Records
********************
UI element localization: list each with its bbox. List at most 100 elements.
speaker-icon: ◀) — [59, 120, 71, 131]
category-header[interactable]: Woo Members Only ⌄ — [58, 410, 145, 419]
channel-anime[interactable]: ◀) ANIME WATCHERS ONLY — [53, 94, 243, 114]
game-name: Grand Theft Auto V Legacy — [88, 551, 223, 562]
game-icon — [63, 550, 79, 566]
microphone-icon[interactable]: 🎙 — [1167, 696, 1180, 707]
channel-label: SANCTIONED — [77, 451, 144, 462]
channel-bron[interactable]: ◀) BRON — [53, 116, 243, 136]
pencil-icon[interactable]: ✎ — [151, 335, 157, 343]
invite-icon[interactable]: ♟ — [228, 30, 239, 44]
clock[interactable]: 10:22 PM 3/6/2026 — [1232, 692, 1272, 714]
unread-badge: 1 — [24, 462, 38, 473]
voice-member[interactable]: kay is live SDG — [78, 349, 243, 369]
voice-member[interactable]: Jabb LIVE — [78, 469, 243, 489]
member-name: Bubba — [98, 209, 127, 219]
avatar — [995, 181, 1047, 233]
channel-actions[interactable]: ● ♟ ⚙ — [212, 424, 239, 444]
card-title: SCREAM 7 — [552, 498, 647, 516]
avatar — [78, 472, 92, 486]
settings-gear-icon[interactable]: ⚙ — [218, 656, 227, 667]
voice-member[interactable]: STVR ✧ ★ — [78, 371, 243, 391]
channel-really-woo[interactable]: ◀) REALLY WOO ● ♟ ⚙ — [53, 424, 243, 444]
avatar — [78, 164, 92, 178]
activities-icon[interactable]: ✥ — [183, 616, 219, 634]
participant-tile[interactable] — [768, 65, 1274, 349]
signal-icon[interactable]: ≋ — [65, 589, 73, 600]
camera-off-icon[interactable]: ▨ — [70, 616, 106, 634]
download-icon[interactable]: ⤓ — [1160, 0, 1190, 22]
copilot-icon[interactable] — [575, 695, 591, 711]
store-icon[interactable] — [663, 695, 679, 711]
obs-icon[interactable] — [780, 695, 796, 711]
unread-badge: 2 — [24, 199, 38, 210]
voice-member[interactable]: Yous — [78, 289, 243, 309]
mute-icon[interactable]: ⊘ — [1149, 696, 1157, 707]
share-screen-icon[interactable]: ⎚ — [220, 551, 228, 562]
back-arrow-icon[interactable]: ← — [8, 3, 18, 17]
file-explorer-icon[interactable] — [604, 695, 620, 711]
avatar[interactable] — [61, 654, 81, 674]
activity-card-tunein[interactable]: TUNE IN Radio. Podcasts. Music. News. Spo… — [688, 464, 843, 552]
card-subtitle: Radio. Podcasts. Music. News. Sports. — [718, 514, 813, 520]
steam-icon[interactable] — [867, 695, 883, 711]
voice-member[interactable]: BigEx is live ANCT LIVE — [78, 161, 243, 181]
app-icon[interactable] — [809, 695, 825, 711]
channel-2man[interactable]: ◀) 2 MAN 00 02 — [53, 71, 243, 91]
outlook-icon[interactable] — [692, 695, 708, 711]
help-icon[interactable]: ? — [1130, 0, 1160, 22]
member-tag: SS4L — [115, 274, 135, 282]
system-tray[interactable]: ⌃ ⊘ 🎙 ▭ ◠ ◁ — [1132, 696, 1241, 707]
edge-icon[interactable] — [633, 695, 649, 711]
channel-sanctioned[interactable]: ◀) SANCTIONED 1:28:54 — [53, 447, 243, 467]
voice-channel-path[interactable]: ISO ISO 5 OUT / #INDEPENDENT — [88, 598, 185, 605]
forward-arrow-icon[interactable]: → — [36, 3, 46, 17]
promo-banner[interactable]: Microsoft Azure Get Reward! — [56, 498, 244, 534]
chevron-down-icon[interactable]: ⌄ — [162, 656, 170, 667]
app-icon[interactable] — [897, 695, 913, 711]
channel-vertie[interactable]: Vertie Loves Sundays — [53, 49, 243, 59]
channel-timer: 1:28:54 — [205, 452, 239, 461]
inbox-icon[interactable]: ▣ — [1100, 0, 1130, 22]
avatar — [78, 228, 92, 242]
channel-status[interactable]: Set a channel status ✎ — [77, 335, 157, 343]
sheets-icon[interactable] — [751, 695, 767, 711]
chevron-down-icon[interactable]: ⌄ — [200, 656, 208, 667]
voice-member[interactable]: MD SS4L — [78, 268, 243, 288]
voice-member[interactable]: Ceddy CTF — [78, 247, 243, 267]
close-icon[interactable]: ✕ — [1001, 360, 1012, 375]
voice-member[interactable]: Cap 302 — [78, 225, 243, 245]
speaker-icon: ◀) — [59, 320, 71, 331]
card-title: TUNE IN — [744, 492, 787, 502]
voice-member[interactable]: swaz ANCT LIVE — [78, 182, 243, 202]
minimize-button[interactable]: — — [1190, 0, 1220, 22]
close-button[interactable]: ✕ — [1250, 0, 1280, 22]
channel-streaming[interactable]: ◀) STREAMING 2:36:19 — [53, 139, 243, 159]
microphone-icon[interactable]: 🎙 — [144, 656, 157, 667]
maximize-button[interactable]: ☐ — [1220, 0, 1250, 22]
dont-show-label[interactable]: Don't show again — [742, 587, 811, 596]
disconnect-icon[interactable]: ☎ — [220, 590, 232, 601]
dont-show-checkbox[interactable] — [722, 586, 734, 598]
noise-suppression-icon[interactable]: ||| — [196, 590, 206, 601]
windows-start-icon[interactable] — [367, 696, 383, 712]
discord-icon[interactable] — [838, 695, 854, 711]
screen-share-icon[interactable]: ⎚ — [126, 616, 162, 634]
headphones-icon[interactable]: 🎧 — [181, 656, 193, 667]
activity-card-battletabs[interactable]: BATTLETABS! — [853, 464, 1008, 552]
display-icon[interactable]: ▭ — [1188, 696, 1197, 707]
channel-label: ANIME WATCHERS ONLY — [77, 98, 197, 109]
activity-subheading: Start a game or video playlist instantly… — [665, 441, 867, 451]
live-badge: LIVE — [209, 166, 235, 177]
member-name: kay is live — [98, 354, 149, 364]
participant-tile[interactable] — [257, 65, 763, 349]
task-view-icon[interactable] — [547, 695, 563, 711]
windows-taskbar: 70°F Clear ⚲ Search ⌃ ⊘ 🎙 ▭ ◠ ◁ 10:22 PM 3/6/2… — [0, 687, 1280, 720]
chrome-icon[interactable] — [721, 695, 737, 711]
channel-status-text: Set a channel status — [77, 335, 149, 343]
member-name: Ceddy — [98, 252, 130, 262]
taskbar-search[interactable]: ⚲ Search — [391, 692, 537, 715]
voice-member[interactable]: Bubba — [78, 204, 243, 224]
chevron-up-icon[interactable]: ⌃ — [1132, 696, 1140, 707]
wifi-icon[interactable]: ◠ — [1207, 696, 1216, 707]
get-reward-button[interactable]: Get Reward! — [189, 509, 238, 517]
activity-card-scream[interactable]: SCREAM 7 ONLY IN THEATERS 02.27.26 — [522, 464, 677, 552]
********************
Please reproduce every one of the lines above word for word, without changing anything.

PROBLEM SOLUTION ::
UI element localization: list each with its bbox. List at most 100 elements.
speaker-icon: ◀) — [59, 120, 71, 131]
category-header[interactable]: Woo Members Only ⌄ — [58, 410, 145, 419]
channel-anime[interactable]: ◀) ANIME WATCHERS ONLY — [53, 94, 243, 114]
game-name: Grand Theft Auto V Legacy — [88, 551, 223, 562]
game-icon — [63, 550, 79, 566]
microphone-icon[interactable]: 🎙 — [1167, 696, 1180, 707]
channel-label: SANCTIONED — [77, 451, 144, 462]
channel-bron[interactable]: ◀) BRON — [53, 116, 243, 136]
pencil-icon[interactable]: ✎ — [151, 335, 157, 343]
invite-icon[interactable]: ♟ — [228, 30, 239, 44]
clock[interactable]: 10:22 PM 3/6/2026 — [1232, 692, 1272, 714]
unread-badge: 1 — [24, 462, 38, 473]
voice-member[interactable]: kay is live SDG — [78, 349, 243, 369]
voice-member[interactable]: Jabb LIVE — [78, 469, 243, 489]
member-name: Bubba — [98, 209, 127, 219]
avatar — [995, 181, 1047, 233]
channel-actions[interactable]: ● ♟ ⚙ — [212, 424, 239, 444]
card-title: SCREAM 7 — [552, 498, 647, 516]
avatar — [78, 472, 92, 486]
settings-gear-icon[interactable]: ⚙ — [218, 656, 227, 667]
voice-member[interactable]: STVR ✧ ★ — [78, 371, 243, 391]
channel-really-woo[interactable]: ◀) REALLY WOO ● ♟ ⚙ — [53, 424, 243, 444]
avatar — [78, 164, 92, 178]
activities-icon[interactable]: ✥ — [183, 616, 219, 634]
participant-tile[interactable] — [768, 65, 1274, 349]
signal-icon[interactable]: ≋ — [65, 589, 73, 600]
camera-off-icon[interactable]: ▨ — [70, 616, 106, 634]
download-icon[interactable]: ⤓ — [1160, 0, 1190, 22]
copilot-icon[interactable] — [575, 695, 591, 711]
store-icon[interactable] — [663, 695, 679, 711]
obs-icon[interactable] — [780, 695, 796, 711]
unread-badge: 2 — [24, 199, 38, 210]
voice-member[interactable]: Yous — [78, 289, 243, 309]
mute-icon[interactable]: ⊘ — [1149, 696, 1157, 707]
share-screen-icon[interactable]: ⎚ — [220, 551, 228, 562]
back-arrow-icon[interactable]: ← — [8, 3, 18, 17]
file-explorer-icon[interactable] — [604, 695, 620, 711]
avatar[interactable] — [61, 654, 81, 674]
activity-card-tunein[interactable]: TUNE IN Radio. Podcasts. Music. News. Spo… — [688, 464, 843, 552]
card-subtitle: Radio. Podcasts. Music. News. Sports. — [718, 514, 813, 520]
steam-icon[interactable] — [867, 695, 883, 711]
voice-member[interactable]: BigEx is live ANCT LIVE — [78, 161, 243, 181]
app-icon[interactable] — [809, 695, 825, 711]
channel-2man[interactable]: ◀) 2 MAN 00 02 — [53, 71, 243, 91]
outlook-icon[interactable] — [692, 695, 708, 711]
help-icon[interactable]: ? — [1130, 0, 1160, 22]
member-tag: SS4L — [115, 274, 135, 282]
system-tray[interactable]: ⌃ ⊘ 🎙 ▭ ◠ ◁ — [1132, 696, 1241, 707]
edge-icon[interactable] — [633, 695, 649, 711]
channel-sanctioned[interactable]: ◀) SANCTIONED 1:28:54 — [53, 447, 243, 467]
voice-channel-path[interactable]: ISO ISO 5 OUT / #INDEPENDENT — [88, 598, 185, 605]
forward-arrow-icon[interactable]: → — [36, 3, 46, 17]
promo-banner[interactable]: Microsoft Azure Get Reward! — [56, 498, 244, 534]
chevron-down-icon[interactable]: ⌄ — [162, 656, 170, 667]
app-icon[interactable] — [897, 695, 913, 711]
channel-vertie[interactable]: Vertie Loves Sundays — [53, 49, 243, 59]
channel-timer: 1:28:54 — [205, 452, 239, 461]
inbox-icon[interactable]: ▣ — [1100, 0, 1130, 22]
avatar — [78, 228, 92, 242]
channel-status[interactable]: Set a channel status ✎ — [77, 335, 157, 343]
sheets-icon[interactable] — [751, 695, 767, 711]
chevron-down-icon[interactable]: ⌄ — [200, 656, 208, 667]
voice-member[interactable]: MD SS4L — [78, 268, 243, 288]
voice-member[interactable]: Ceddy CTF — [78, 247, 243, 267]
close-icon[interactable]: ✕ — [1001, 360, 1012, 375]
voice-member[interactable]: Cap 302 — [78, 225, 243, 245]
speaker-icon: ◀) — [59, 320, 71, 331]
card-title: TUNE IN — [744, 492, 787, 502]
voice-member[interactable]: swaz ANCT LIVE — [78, 182, 243, 202]
minimize-button[interactable]: — — [1190, 0, 1220, 22]
close-button[interactable]: ✕ — [1250, 0, 1280, 22]
channel-streaming[interactable]: ◀) STREAMING 2:36:19 — [53, 139, 243, 159]
microphone-icon[interactable]: 🎙 — [144, 656, 157, 667]
maximize-button[interactable]: ☐ — [1220, 0, 1250, 22]
dont-show-label[interactable]: Don't show again — [742, 587, 811, 596]
disconnect-icon[interactable]: ☎ — [220, 590, 232, 601]
dont-show-checkbox[interactable] — [722, 586, 734, 598]
noise-suppression-icon[interactable]: ||| — [196, 590, 206, 601]
windows-start-icon[interactable] — [367, 696, 383, 712]
discord-icon[interactable] — [838, 695, 854, 711]
screen-share-icon[interactable]: ⎚ — [126, 616, 162, 634]
headphones-icon[interactable]: 🎧 — [181, 656, 193, 667]
activity-card-battletabs[interactable]: BATTLETABS! — [853, 464, 1008, 552]
display-icon[interactable]: ▭ — [1188, 696, 1197, 707]
channel-label: ANIME WATCHERS ONLY — [77, 98, 197, 109]
activity-subheading: Start a game or video playlist instantly… — [665, 441, 867, 451]
live-badge: LIVE — [209, 166, 235, 177]
member-name: kay is live — [98, 354, 149, 364]
participant-tile[interactable] — [257, 65, 763, 349]
task-view-icon[interactable] — [547, 695, 563, 711]
windows-taskbar: 70°F Clear ⚲ Search ⌃ ⊘ 🎙 ▭ ◠ ◁ 10:22 PM 3/6/2… — [0, 687, 1280, 720]
chrome-icon[interactable] — [721, 695, 737, 711]
channel-status-text: Set a channel status — [77, 335, 149, 343]
member-name: Ceddy — [98, 252, 130, 262]
taskbar-search[interactable]: ⚲ Search — [391, 692, 537, 715]
voice-member[interactable]: Bubba — [78, 204, 243, 224]
chevron-up-icon[interactable]: ⌃ — [1132, 696, 1140, 707]
wifi-icon[interactable]: ◠ — [1207, 696, 1216, 707]
get-reward-button[interactable]: Get Reward! — [189, 509, 238, 517]
activity-card-scream[interactable]: SCREAM 7 ONLY IN THEATERS 02.27.26 — [522, 464, 677, 552]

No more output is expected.